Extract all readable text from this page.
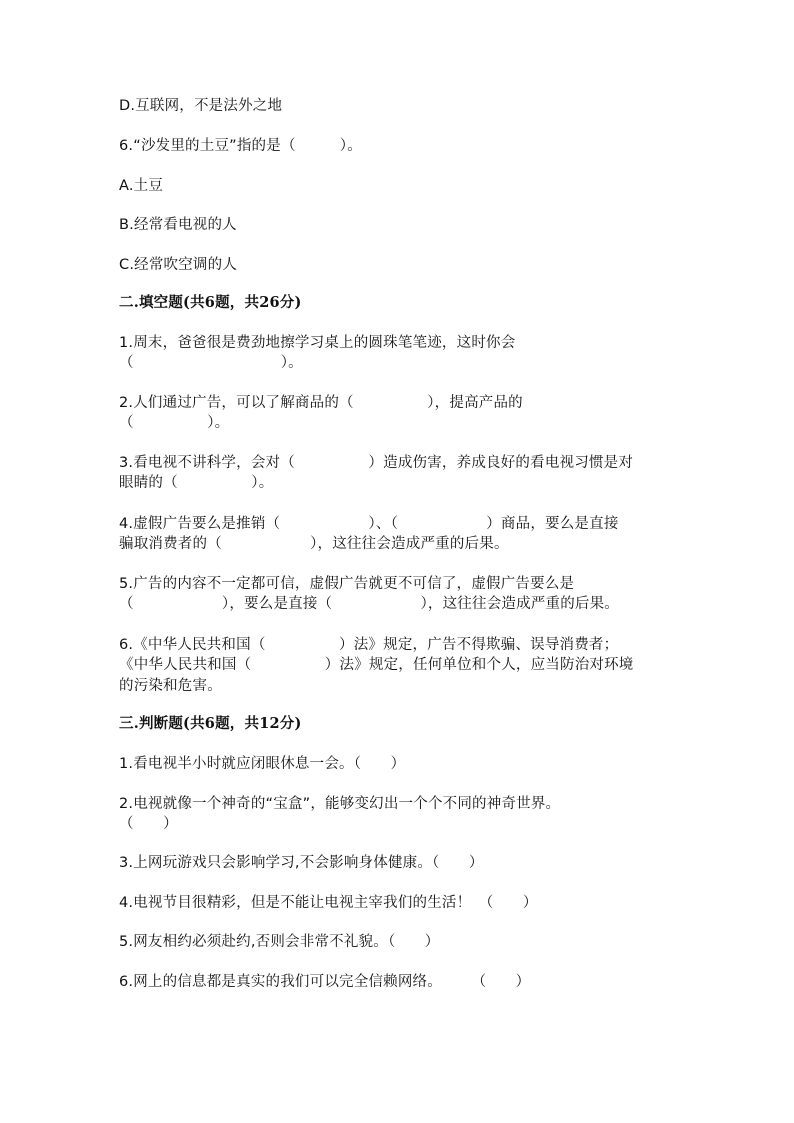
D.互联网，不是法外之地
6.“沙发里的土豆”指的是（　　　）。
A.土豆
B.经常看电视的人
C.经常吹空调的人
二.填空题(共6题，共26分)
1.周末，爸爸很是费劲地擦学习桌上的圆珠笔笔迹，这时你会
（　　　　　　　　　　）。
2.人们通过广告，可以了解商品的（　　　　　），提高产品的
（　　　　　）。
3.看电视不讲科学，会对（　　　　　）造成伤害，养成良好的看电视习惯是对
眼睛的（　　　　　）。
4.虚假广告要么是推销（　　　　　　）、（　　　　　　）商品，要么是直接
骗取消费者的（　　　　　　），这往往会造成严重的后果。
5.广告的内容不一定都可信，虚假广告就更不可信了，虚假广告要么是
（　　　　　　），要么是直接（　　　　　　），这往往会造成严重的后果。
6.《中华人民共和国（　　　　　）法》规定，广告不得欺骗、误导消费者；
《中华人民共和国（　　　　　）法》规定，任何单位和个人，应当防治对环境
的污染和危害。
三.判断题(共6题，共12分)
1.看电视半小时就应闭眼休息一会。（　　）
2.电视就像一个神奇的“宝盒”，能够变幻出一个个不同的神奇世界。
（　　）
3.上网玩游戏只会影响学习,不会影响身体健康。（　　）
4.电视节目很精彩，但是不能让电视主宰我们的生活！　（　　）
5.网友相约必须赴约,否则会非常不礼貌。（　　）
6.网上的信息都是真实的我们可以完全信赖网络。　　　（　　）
- - - - -
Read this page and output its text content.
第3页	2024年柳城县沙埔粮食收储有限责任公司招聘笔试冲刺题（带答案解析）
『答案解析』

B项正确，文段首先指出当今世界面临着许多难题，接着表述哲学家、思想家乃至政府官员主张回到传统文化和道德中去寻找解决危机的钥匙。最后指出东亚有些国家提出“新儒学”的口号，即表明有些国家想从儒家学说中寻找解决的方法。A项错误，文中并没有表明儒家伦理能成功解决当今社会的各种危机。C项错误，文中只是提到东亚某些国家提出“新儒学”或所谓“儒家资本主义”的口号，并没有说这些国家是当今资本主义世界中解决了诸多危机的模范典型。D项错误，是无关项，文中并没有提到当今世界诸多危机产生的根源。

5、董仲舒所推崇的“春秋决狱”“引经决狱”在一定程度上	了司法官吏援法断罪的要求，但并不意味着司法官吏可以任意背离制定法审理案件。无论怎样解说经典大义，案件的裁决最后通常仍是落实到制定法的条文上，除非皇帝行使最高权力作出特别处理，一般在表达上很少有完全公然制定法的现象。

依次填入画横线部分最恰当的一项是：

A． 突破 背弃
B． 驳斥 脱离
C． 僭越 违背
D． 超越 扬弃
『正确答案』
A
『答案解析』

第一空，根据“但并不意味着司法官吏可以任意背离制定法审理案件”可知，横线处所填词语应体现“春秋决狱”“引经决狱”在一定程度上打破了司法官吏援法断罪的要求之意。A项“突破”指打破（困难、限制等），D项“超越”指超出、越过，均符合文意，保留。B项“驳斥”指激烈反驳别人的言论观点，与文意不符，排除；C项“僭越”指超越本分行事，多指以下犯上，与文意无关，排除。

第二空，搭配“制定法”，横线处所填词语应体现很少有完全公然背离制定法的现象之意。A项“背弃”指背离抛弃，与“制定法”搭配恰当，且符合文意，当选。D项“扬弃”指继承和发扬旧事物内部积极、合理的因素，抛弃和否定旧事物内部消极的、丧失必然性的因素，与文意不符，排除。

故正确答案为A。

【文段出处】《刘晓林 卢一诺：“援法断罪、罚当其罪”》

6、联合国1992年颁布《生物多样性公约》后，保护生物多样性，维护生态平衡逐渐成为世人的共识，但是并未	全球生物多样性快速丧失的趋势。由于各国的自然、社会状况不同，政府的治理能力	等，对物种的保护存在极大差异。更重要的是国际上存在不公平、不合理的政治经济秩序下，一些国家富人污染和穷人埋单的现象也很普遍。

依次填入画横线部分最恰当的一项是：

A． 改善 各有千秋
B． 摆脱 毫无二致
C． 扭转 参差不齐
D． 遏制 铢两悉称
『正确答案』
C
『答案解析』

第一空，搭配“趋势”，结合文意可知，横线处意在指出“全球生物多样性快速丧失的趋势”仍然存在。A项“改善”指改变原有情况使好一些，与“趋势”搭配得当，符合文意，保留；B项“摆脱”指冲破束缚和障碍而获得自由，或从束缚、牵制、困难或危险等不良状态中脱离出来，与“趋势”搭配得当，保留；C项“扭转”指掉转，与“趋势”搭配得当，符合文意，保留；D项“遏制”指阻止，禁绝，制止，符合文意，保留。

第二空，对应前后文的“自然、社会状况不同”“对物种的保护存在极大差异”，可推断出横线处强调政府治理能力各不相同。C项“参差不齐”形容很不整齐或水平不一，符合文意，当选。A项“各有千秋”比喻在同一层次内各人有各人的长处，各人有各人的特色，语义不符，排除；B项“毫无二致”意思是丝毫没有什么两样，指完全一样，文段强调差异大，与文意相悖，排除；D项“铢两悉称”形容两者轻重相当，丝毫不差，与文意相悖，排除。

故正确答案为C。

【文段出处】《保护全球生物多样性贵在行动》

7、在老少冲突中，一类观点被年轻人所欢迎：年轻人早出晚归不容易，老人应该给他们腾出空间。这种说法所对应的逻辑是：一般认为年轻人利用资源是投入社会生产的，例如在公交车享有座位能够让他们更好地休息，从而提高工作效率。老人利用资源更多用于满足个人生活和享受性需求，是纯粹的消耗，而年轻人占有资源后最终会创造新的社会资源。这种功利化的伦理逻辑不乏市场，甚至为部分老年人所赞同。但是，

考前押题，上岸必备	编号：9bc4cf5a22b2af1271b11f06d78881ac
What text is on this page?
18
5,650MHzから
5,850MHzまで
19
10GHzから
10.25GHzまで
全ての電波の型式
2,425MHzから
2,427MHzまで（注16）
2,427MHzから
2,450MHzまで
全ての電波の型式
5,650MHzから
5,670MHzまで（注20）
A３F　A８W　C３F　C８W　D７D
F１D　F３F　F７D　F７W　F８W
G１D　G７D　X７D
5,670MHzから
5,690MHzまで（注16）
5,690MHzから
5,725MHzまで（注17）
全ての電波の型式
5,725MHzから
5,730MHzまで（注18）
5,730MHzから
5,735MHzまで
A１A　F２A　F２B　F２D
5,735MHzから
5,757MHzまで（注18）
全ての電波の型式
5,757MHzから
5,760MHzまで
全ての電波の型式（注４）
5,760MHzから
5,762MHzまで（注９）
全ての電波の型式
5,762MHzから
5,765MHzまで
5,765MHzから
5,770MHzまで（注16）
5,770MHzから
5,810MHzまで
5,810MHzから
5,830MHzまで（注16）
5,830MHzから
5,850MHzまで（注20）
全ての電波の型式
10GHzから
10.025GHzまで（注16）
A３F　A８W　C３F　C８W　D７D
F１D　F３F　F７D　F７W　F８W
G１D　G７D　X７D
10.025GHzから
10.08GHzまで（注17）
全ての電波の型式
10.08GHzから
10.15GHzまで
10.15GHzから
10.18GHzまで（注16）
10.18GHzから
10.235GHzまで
- - - - -
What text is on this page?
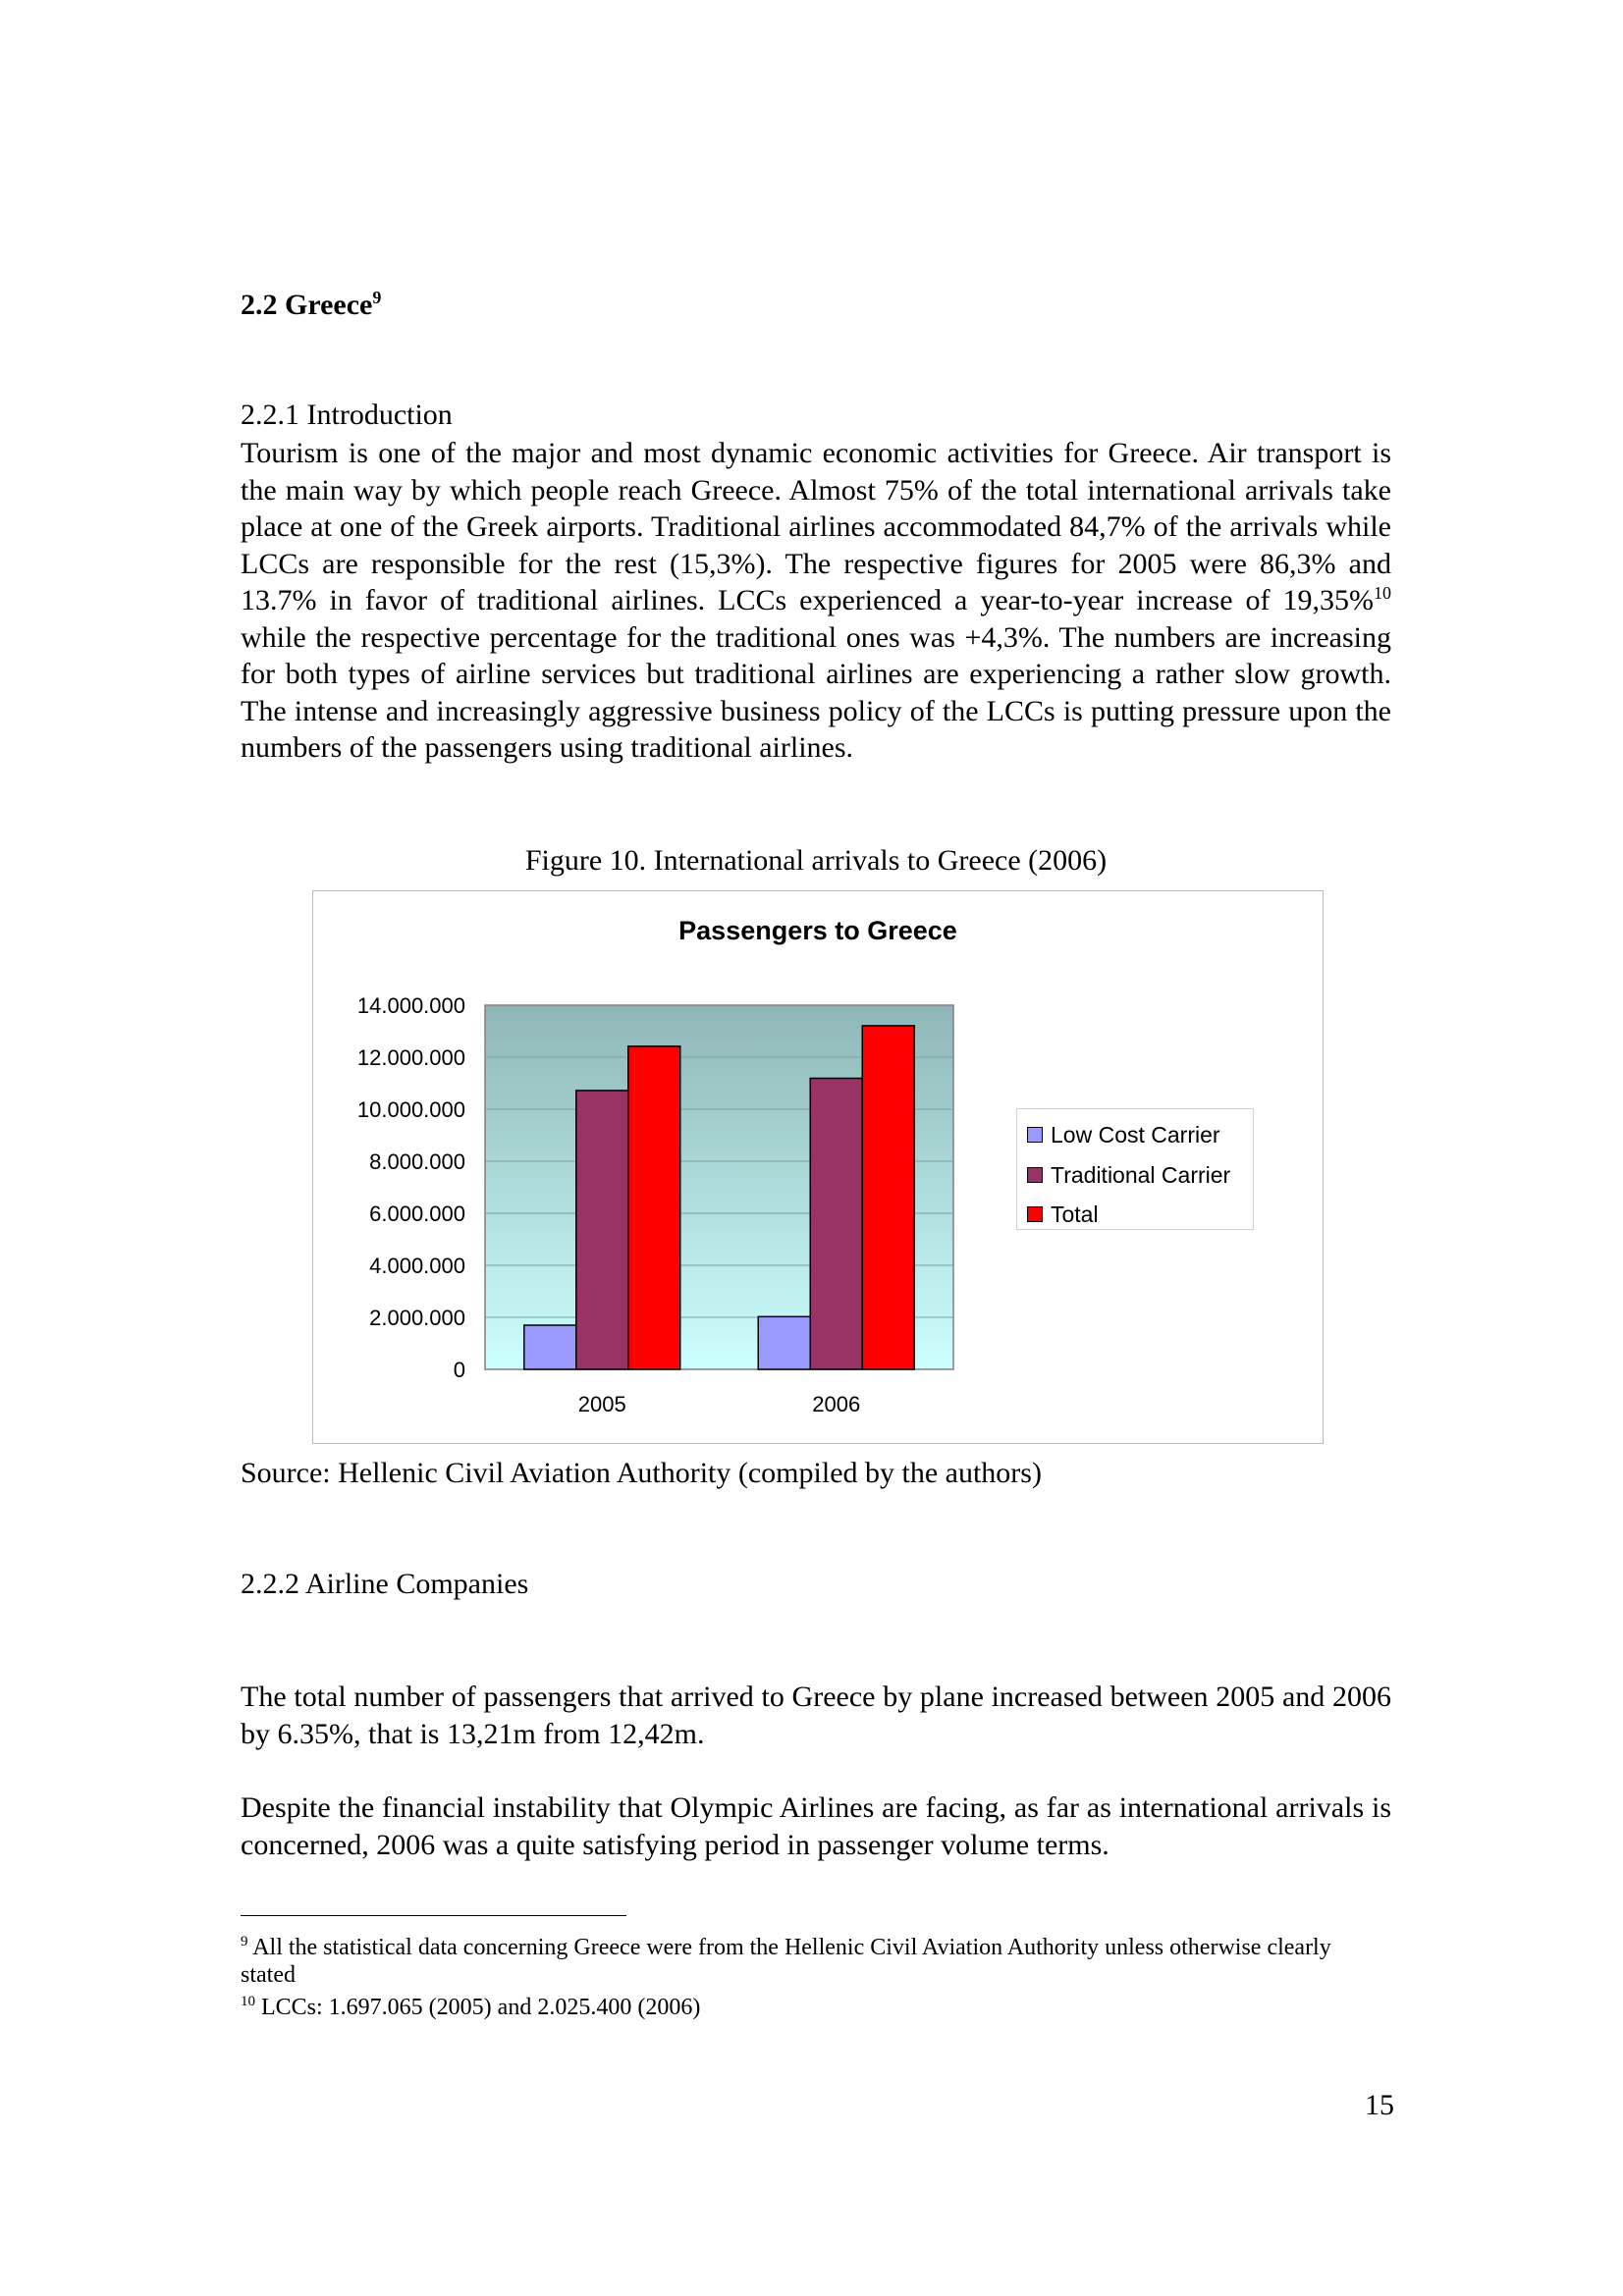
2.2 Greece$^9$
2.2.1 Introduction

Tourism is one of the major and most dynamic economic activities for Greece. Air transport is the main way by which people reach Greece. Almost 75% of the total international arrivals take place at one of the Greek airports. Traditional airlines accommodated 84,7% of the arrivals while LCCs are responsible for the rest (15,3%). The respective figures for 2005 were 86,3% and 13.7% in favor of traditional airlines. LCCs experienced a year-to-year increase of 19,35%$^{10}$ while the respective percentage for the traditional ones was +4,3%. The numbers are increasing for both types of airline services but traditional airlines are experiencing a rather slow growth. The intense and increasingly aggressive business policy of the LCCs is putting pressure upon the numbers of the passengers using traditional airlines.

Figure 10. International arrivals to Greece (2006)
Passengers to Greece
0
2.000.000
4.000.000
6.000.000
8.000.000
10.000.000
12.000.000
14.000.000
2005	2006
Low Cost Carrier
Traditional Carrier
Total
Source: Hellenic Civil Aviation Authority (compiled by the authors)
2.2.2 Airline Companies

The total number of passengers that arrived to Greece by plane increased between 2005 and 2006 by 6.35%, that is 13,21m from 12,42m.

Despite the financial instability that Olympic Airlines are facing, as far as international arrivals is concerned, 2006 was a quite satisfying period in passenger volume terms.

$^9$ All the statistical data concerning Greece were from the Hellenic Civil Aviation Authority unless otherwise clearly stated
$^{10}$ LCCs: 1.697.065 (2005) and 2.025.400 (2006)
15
- - - - -
Write out each line of the data that holds the string "were".

Tourism is one of the major and most dynamic economic activities for Greece. Air transport is the main way by which people reach Greece. Almost 75% of the total international arrivals take place at one of the Greek airports. Traditional airlines accommodated 84,7% of the arrivals while LCCs are responsible for the rest (15,3%). The respective figures for 2005 were 86,3% and 13.7% in favor of traditional airlines. LCCs experienced a year-to-year increase of 19,35%$^{10}$ while the respective percentage for the traditional ones was +4,3%. The numbers are increasing for both types of airline services but traditional airlines are experiencing a rather slow growth. The intense and increasingly aggressive business policy of the LCCs is putting pressure upon the numbers of the passengers using traditional airlines.
$^9$ All the statistical data concerning Greece were from the Hellenic Civil Aviation Authority unless otherwise clearly stated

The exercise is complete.